** START Stored data **

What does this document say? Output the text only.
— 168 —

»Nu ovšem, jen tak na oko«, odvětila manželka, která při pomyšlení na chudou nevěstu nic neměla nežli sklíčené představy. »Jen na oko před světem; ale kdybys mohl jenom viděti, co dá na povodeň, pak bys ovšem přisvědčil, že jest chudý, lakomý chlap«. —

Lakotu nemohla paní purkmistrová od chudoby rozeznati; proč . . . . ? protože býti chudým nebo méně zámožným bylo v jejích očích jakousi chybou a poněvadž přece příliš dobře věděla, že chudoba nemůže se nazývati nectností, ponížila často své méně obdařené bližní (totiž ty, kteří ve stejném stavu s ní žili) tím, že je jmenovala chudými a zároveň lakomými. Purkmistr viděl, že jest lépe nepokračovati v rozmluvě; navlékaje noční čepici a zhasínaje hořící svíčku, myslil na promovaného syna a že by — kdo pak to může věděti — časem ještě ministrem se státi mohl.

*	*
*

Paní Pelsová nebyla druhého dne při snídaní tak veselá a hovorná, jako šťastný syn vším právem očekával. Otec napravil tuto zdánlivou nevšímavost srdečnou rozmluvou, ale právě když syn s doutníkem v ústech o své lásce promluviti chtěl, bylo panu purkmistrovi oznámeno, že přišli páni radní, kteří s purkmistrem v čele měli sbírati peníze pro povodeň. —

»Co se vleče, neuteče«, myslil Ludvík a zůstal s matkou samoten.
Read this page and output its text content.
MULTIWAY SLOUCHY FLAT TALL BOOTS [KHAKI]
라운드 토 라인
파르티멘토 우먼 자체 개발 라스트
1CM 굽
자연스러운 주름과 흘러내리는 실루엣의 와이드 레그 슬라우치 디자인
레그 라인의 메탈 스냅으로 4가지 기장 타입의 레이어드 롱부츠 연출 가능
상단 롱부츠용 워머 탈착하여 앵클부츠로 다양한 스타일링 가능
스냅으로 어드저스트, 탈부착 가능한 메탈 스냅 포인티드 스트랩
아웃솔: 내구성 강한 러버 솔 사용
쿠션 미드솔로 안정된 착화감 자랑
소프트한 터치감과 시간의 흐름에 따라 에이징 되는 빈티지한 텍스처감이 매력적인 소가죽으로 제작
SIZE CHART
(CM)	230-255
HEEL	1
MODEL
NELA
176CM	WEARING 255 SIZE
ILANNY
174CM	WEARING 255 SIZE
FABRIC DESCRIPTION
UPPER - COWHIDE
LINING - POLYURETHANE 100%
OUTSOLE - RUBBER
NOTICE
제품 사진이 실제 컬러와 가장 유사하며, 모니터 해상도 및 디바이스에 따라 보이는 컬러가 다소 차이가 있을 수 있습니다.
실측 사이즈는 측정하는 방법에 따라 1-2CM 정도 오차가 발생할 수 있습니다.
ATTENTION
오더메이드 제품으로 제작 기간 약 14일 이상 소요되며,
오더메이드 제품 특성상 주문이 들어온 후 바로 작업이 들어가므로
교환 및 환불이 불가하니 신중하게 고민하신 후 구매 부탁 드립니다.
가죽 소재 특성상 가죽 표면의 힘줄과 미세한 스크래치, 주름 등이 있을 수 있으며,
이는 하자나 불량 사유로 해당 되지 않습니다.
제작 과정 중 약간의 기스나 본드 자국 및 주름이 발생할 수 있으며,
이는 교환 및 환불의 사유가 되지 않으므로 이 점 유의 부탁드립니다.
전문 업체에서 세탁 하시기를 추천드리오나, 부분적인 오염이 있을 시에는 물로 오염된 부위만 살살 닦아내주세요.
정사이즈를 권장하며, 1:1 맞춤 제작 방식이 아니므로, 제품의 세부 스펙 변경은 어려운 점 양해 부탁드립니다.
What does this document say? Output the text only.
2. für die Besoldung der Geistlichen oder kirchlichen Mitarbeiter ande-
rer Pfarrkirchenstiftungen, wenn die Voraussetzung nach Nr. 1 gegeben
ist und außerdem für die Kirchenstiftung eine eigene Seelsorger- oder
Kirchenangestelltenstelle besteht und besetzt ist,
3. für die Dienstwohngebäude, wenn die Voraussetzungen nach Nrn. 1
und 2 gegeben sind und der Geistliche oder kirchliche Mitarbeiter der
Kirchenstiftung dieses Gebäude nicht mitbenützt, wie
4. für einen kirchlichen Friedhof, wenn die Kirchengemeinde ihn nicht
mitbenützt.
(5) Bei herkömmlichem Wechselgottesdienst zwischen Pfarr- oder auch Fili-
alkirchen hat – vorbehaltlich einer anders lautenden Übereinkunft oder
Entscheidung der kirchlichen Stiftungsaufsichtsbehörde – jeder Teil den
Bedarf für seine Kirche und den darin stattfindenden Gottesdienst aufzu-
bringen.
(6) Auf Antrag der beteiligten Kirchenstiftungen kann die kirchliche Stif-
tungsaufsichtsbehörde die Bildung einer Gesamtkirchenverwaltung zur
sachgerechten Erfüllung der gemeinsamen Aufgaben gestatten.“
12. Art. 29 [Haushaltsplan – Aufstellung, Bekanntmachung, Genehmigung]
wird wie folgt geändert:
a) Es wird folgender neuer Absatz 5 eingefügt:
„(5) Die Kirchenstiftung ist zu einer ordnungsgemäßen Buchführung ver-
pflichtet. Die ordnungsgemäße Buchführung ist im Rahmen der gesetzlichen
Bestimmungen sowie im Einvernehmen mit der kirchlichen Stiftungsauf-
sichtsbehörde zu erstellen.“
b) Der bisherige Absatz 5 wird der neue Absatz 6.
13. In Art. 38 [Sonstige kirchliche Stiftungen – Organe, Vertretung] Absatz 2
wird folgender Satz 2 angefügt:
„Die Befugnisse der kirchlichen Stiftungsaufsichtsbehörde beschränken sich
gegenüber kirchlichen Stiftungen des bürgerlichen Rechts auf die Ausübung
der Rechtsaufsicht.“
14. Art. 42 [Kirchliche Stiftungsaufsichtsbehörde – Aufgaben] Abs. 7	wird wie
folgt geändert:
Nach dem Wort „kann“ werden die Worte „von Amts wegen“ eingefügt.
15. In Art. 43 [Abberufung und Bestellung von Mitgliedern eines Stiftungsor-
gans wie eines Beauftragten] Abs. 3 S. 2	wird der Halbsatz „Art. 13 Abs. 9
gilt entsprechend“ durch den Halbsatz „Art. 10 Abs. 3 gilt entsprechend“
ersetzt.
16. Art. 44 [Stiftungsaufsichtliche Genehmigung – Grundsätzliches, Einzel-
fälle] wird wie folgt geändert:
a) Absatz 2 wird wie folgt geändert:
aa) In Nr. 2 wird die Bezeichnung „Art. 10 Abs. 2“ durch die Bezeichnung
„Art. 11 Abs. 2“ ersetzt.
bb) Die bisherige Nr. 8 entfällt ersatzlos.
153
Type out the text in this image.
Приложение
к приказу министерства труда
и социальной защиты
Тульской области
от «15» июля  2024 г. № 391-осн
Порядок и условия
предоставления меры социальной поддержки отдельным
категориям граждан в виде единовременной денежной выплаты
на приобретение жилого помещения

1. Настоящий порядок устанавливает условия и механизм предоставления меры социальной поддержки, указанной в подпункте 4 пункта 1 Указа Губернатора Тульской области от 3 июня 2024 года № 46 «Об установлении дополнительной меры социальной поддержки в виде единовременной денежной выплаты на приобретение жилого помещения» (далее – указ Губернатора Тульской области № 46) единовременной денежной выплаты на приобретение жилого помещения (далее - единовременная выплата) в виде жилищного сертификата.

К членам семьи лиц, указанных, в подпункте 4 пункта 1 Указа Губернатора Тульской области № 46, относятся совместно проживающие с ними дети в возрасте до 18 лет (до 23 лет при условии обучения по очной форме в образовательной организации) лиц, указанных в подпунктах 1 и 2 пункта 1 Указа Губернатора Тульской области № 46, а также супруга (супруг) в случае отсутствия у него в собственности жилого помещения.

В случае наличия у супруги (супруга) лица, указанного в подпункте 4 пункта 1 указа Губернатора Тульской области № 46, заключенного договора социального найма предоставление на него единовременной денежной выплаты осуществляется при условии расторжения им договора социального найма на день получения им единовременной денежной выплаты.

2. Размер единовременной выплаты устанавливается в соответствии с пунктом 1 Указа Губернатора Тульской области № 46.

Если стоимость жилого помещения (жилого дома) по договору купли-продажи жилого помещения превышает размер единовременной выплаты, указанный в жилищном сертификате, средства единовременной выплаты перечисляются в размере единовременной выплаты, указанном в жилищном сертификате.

** END Stored data **

## [Requirement]
Report only the number of lines that hold the word "einer".

## [Task output]
3